=== WORK INSTRUCTIONS ===
In the listing below, locate the lines that hold "enter" and copy them.

=== Records ===
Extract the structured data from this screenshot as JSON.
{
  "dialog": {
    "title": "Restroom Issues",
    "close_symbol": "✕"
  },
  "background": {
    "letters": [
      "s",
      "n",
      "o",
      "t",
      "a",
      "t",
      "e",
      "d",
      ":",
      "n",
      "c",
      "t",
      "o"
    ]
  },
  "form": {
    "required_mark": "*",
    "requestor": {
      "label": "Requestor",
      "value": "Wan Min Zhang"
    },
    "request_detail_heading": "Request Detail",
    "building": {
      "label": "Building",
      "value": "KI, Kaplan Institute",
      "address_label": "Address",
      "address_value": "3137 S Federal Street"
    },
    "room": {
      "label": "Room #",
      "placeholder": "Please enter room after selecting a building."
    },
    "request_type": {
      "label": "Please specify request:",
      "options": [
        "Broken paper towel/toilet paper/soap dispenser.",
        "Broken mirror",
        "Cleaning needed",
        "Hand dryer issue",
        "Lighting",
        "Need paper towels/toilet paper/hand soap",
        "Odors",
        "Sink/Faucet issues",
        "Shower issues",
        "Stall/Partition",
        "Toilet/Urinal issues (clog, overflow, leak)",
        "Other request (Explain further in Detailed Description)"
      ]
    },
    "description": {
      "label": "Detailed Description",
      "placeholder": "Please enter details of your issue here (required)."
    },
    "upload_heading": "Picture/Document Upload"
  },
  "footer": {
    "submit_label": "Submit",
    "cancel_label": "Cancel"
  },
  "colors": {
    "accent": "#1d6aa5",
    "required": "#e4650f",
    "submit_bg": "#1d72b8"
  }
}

=== FINAL RESULT ===
      "placeholder": "Please enter room after selecting a building."
      "placeholder": "Please enter details of your issue here (required)."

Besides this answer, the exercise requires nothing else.